## [WHAT THIS TASK INVOLVES]
Copy every line from the material below that holds "information".

## [RECORD SET]
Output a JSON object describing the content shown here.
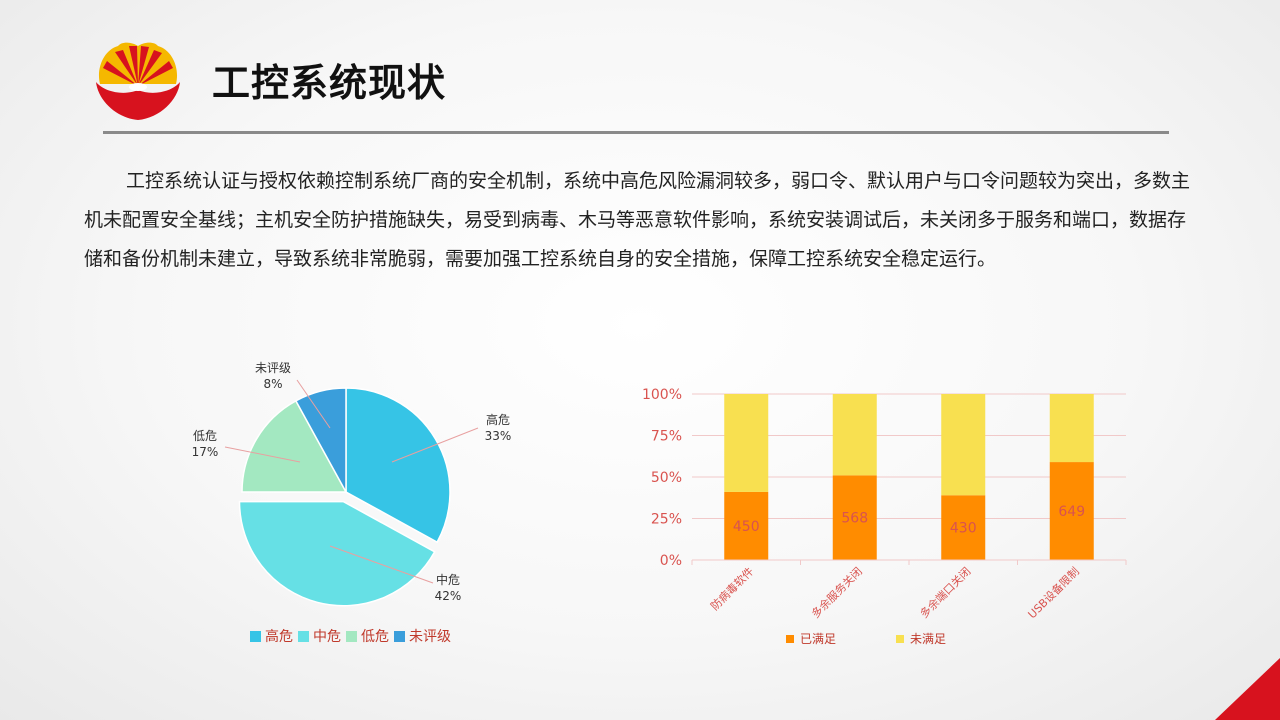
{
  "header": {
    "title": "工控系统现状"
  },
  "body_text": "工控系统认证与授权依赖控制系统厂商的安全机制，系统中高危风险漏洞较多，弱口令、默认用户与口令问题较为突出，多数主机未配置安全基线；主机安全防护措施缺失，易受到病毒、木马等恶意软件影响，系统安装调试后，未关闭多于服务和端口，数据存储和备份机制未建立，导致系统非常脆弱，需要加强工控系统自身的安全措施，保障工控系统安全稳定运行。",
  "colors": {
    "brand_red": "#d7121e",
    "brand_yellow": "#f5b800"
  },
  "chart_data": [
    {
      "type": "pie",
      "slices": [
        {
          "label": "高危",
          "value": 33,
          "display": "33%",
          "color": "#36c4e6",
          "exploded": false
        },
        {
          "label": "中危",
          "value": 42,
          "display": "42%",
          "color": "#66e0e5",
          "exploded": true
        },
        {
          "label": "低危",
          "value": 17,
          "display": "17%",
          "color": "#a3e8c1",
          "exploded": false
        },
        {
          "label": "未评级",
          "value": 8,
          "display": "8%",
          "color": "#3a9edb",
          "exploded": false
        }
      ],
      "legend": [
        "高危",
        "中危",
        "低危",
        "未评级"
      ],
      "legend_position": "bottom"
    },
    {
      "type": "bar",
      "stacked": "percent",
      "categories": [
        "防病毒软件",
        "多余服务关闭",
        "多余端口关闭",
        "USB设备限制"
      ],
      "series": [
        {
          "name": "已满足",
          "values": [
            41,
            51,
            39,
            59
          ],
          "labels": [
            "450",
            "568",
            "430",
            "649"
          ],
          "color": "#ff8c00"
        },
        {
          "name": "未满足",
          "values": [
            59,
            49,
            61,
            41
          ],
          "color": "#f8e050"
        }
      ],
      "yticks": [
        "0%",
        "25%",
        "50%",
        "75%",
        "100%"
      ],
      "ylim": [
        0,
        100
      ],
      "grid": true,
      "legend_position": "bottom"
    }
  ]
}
...
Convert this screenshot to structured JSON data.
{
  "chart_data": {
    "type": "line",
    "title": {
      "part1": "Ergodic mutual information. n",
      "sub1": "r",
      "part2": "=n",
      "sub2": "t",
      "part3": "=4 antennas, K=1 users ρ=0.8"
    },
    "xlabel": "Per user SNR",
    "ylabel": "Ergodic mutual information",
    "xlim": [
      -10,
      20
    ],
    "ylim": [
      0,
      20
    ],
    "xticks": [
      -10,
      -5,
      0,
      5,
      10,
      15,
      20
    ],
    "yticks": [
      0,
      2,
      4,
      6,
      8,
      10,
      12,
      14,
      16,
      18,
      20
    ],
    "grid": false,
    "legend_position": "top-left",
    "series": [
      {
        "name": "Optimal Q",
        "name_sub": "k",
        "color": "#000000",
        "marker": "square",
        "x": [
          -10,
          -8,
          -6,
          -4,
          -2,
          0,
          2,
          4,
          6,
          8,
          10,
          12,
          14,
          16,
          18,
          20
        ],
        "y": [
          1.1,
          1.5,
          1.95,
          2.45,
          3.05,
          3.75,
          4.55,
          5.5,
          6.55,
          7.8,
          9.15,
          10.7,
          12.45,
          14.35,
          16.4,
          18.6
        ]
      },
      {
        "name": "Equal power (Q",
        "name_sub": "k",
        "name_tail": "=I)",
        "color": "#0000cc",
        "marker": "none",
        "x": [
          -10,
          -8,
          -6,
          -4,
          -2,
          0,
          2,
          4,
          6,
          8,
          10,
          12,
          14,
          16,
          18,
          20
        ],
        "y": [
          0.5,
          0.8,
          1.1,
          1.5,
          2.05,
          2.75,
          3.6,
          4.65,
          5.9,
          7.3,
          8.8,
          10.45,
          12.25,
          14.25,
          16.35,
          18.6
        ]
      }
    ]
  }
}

## [WRITTEN RESPONSE]
      "part1": "Ergodic mutual information. n",
    "ylabel": "Ergodic mutual information",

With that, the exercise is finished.